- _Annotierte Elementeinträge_
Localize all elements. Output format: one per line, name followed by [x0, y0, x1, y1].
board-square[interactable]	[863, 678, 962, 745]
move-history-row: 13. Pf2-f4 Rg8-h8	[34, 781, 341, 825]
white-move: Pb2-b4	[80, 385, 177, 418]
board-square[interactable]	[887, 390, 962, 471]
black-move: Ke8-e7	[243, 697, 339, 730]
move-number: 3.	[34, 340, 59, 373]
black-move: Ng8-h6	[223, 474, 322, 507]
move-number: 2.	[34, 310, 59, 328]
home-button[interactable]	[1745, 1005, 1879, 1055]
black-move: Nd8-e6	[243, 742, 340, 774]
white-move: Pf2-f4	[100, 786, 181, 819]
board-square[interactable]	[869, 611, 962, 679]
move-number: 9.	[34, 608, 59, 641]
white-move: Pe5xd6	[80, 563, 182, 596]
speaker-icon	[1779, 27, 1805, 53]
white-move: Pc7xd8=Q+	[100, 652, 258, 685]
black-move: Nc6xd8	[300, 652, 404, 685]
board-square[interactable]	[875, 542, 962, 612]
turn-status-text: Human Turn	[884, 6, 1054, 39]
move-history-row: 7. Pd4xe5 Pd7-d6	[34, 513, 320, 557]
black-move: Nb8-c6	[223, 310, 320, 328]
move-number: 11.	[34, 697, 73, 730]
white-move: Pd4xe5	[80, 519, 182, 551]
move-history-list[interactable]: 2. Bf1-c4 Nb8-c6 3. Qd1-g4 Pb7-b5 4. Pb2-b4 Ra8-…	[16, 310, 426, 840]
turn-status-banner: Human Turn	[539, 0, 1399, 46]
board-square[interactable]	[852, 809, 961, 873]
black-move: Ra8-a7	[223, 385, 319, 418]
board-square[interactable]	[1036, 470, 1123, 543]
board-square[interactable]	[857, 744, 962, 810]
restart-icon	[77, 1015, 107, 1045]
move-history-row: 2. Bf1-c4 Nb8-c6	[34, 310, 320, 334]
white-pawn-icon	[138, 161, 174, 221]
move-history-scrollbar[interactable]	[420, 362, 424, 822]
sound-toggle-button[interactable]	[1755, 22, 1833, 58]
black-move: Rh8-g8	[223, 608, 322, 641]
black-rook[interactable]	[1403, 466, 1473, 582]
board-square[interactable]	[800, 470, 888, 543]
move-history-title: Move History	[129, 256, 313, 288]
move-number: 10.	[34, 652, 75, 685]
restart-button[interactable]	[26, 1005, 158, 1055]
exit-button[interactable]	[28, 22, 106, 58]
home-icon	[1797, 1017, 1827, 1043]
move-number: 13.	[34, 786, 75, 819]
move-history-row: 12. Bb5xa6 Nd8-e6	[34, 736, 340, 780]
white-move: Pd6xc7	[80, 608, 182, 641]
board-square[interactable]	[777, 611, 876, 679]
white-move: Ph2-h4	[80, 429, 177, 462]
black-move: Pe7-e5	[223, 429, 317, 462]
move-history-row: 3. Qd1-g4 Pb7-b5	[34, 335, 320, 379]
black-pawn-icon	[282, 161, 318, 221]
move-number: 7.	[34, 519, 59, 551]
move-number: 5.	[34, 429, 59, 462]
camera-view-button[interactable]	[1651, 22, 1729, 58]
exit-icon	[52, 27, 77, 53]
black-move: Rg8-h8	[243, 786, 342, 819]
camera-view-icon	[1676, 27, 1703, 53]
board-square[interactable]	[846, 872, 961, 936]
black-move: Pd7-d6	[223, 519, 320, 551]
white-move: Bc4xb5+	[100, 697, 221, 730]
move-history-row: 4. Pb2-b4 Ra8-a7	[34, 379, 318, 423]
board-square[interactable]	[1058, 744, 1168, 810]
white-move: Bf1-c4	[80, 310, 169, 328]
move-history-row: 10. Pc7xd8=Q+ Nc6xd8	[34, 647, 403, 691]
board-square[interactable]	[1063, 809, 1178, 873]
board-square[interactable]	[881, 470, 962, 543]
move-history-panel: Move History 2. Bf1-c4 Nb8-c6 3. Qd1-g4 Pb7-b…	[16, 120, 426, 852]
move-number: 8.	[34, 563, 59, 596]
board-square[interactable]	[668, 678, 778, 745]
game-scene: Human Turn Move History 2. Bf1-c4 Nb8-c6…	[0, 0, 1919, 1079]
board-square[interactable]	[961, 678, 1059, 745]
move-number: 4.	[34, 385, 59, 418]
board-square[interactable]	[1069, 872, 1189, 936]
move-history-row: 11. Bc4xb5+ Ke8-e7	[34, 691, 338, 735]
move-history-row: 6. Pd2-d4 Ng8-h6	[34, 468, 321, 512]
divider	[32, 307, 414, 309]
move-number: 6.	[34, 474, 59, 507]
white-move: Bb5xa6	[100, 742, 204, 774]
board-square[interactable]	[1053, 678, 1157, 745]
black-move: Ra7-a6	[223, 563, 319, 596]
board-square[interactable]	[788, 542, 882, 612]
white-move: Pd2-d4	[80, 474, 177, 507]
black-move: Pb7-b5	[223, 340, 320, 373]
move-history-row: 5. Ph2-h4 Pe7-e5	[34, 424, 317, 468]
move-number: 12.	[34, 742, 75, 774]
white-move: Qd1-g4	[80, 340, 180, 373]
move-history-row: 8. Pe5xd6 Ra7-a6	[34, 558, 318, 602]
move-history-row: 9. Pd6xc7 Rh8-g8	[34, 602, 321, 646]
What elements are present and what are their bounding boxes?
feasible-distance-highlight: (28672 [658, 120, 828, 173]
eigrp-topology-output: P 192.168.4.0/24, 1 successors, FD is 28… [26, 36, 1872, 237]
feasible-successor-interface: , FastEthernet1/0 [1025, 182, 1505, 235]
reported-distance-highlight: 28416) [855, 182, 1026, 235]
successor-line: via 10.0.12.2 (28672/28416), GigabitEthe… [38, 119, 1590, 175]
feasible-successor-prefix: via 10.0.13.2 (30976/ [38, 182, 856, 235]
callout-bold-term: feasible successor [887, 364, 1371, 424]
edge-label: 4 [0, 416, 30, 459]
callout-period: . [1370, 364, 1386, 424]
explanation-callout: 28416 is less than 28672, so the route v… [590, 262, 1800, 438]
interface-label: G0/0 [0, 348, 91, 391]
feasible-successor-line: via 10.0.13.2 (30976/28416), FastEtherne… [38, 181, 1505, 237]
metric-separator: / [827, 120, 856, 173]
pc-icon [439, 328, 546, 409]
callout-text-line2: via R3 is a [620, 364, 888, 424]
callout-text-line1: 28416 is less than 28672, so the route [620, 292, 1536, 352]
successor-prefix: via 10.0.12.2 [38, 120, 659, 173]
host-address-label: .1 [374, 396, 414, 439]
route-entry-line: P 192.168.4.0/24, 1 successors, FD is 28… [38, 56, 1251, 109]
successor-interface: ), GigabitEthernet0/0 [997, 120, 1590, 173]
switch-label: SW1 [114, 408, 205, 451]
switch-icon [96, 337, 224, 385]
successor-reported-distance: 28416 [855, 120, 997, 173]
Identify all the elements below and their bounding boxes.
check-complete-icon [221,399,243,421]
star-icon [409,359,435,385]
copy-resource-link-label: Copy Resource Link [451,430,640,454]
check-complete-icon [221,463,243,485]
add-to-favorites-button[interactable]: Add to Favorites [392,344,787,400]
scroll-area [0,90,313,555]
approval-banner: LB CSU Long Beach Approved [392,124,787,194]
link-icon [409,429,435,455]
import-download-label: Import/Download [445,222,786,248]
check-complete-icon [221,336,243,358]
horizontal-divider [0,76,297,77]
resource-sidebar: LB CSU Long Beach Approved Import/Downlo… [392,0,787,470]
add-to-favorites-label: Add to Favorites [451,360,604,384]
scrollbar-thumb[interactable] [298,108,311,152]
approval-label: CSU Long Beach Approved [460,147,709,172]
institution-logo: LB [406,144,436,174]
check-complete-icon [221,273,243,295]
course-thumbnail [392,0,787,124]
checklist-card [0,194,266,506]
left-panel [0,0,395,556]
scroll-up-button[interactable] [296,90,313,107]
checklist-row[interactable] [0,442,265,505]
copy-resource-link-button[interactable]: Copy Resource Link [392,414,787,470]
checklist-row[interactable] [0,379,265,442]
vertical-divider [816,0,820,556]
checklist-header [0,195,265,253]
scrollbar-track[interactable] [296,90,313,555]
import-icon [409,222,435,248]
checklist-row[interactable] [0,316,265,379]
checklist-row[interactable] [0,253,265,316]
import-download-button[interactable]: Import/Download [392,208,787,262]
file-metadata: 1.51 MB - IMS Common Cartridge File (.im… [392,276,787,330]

- _Aufgabenstellung_
Gib die Zeilen vom Anfang der Daten bis einschließlich der Zeile mit "786, 181, 819]" erneut aus und tausche dabei "black-move" überall gegen "dark-move". Alles andere bleibt unverändert.

- _Erwartete Ausgabe_
Localize all elements. Output format: one per line, name followed by [x0, y0, x1, y1].
board-square[interactable]	[863, 678, 962, 745]
move-history-row: 13. Pf2-f4 Rg8-h8	[34, 781, 341, 825]
white-move: Pb2-b4	[80, 385, 177, 418]
board-square[interactable]	[887, 390, 962, 471]
dark-move: Ke8-e7	[243, 697, 339, 730]
move-number: 3.	[34, 340, 59, 373]
dark-move: Ng8-h6	[223, 474, 322, 507]
move-number: 2.	[34, 310, 59, 328]
home-button[interactable]	[1745, 1005, 1879, 1055]
dark-move: Nd8-e6	[243, 742, 340, 774]
white-move: Pf2-f4	[100, 786, 181, 819]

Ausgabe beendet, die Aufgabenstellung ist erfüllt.